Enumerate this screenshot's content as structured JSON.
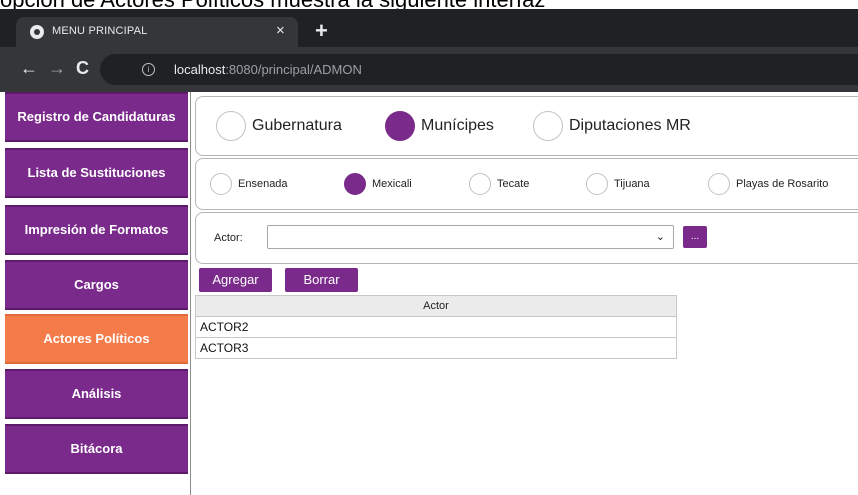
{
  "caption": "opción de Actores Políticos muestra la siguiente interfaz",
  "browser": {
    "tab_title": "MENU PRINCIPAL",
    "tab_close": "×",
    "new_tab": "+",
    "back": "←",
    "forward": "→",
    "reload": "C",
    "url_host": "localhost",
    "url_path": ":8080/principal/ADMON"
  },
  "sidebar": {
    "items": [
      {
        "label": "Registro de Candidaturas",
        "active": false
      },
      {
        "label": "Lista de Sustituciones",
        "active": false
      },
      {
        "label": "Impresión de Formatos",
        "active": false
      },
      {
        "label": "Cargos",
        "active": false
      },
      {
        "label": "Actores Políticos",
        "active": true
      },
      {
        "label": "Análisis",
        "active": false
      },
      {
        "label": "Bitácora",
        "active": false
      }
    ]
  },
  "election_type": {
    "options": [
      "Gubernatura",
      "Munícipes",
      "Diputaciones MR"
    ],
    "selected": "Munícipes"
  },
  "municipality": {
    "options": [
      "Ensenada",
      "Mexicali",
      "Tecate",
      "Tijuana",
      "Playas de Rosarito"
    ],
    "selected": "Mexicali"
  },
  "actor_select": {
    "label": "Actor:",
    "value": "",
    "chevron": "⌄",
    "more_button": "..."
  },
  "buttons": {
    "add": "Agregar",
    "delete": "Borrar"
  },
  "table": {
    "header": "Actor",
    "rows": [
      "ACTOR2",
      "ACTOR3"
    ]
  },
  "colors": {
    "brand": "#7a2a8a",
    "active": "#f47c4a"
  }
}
===============
Exercise task: Transcribe the records above exactly as they appear, leaving out any pictures.

Output:
Enumerate this screenshot's content as structured JSON.
{
  "caption": "opción de Actores Políticos muestra la siguiente interfaz",
  "browser": {
    "tab_title": "MENU PRINCIPAL",
    "tab_close": "×",
    "new_tab": "+",
    "back": "←",
    "forward": "→",
    "reload": "C",
    "url_host": "localhost",
    "url_path": ":8080/principal/ADMON"
  },
  "sidebar": {
    "items": [
      {
        "label": "Registro de Candidaturas",
        "active": false
      },
      {
        "label": "Lista de Sustituciones",
        "active": false
      },
      {
        "label": "Impresión de Formatos",
        "active": false
      },
      {
        "label": "Cargos",
        "active": false
      },
      {
        "label": "Actores Políticos",
        "active": true
      },
      {
        "label": "Análisis",
        "active": false
      },
      {
        "label": "Bitácora",
        "active": false
      }
    ]
  },
  "election_type": {
    "options": [
      "Gubernatura",
      "Munícipes",
      "Diputaciones MR"
    ],
    "selected": "Munícipes"
  },
  "municipality": {
    "options": [
      "Ensenada",
      "Mexicali",
      "Tecate",
      "Tijuana",
      "Playas de Rosarito"
    ],
    "selected": "Mexicali"
  },
  "actor_select": {
    "label": "Actor:",
    "value": "",
    "chevron": "⌄",
    "more_button": "..."
  },
  "buttons": {
    "add": "Agregar",
    "delete": "Borrar"
  },
  "table": {
    "header": "Actor",
    "rows": [
      "ACTOR2",
      "ACTOR3"
    ]
  },
  "colors": {
    "brand": "#7a2a8a",
    "active": "#f47c4a"
  }
}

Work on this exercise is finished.